** PROBLEM STATEMENT **
Produce an exact copy of all the data below, dropping every image.

** RECORDED INFORMATION **

□ □ □ □ □ □ □

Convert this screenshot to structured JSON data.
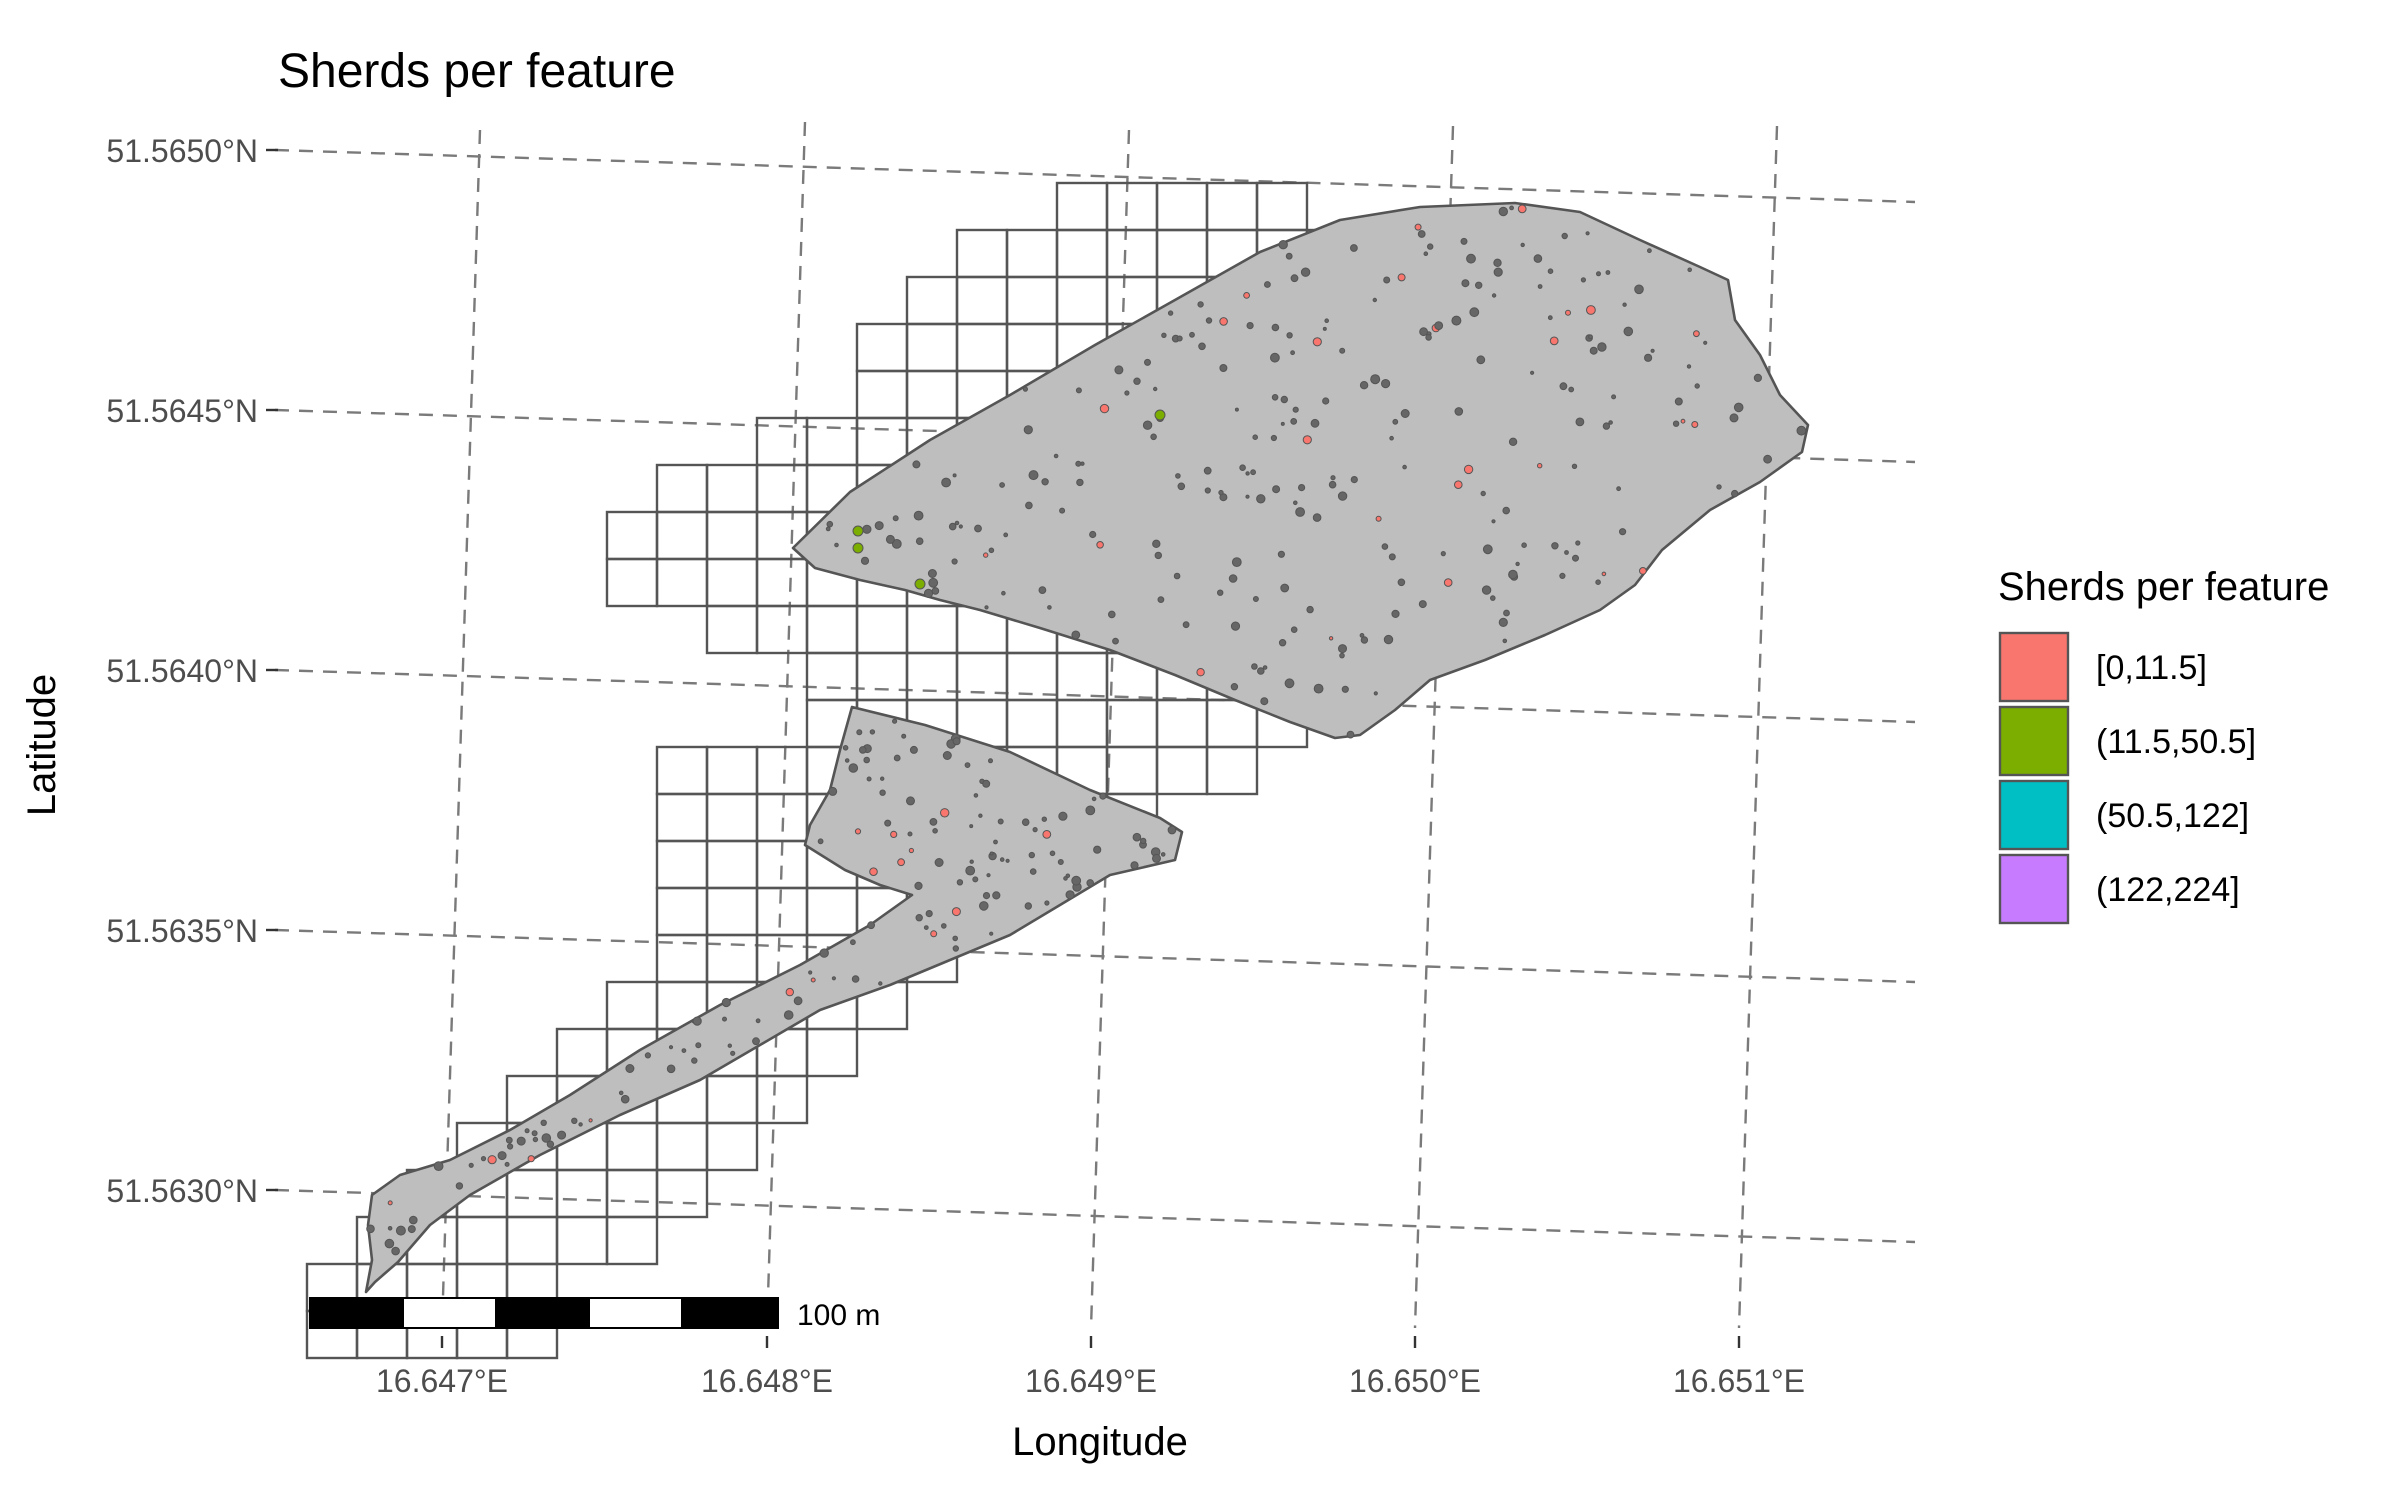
{
  "title": "Sherds per feature",
  "axes": {
    "xlabel": "Longitude",
    "ylabel": "Latitude",
    "xticks": [
      "16.647°E",
      "16.648°E",
      "16.649°E",
      "16.650°E",
      "16.651°E"
    ],
    "yticks": [
      "51.5650°N",
      "51.5645°N",
      "51.5640°N",
      "51.5635°N",
      "51.5630°N"
    ]
  },
  "legend": {
    "title": "Sherds per feature",
    "position": "right",
    "items": [
      {
        "label": "[0,11.5]",
        "color": "#F8766D"
      },
      {
        "label": "(11.5,50.5]",
        "color": "#7CAE00"
      },
      {
        "label": "(50.5,122]",
        "color": "#00BFC4"
      },
      {
        "label": "(122,224]",
        "color": "#C77CFF"
      }
    ]
  },
  "scale_bar": {
    "label": "100 m"
  },
  "colors": {
    "site_fill": "#bebebe",
    "outline": "#555555",
    "graticule": "#7a7a7a",
    "feature_dot": "#666666"
  },
  "chart_data": {
    "type": "map",
    "grid": "dashed graticule",
    "legend_position": "right",
    "xlim": [
      16.6466,
      16.6516
    ],
    "ylim": [
      51.5628,
      51.5651
    ],
    "sherd_classes": [
      "[0,11.5]",
      "(11.5,50.5]",
      "(50.5,122]",
      "(122,224]"
    ]
  }
}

□ □ □ □ □ □ □

** ANSWER IN FULL **
Convert this screenshot to structured JSON data.
{
  "title": "Sherds per feature",
  "axes": {
    "xlabel": "Longitude",
    "ylabel": "Latitude",
    "xticks": [
      "16.647°E",
      "16.648°E",
      "16.649°E",
      "16.650°E",
      "16.651°E"
    ],
    "yticks": [
      "51.5650°N",
      "51.5645°N",
      "51.5640°N",
      "51.5635°N",
      "51.5630°N"
    ]
  },
  "legend": {
    "title": "Sherds per feature",
    "position": "right",
    "items": [
      {
        "label": "[0,11.5]",
        "color": "#F8766D"
      },
      {
        "label": "(11.5,50.5]",
        "color": "#7CAE00"
      },
      {
        "label": "(50.5,122]",
        "color": "#00BFC4"
      },
      {
        "label": "(122,224]",
        "color": "#C77CFF"
      }
    ]
  },
  "scale_bar": {
    "label": "100 m"
  },
  "colors": {
    "site_fill": "#bebebe",
    "outline": "#555555",
    "graticule": "#7a7a7a",
    "feature_dot": "#666666"
  },
  "chart_data": {
    "type": "map",
    "grid": "dashed graticule",
    "legend_position": "right",
    "xlim": [
      16.6466,
      16.6516
    ],
    "ylim": [
      51.5628,
      51.5651
    ],
    "sherd_classes": [
      "[0,11.5]",
      "(11.5,50.5]",
      "(50.5,122]",
      "(122,224]"
    ]
  }
}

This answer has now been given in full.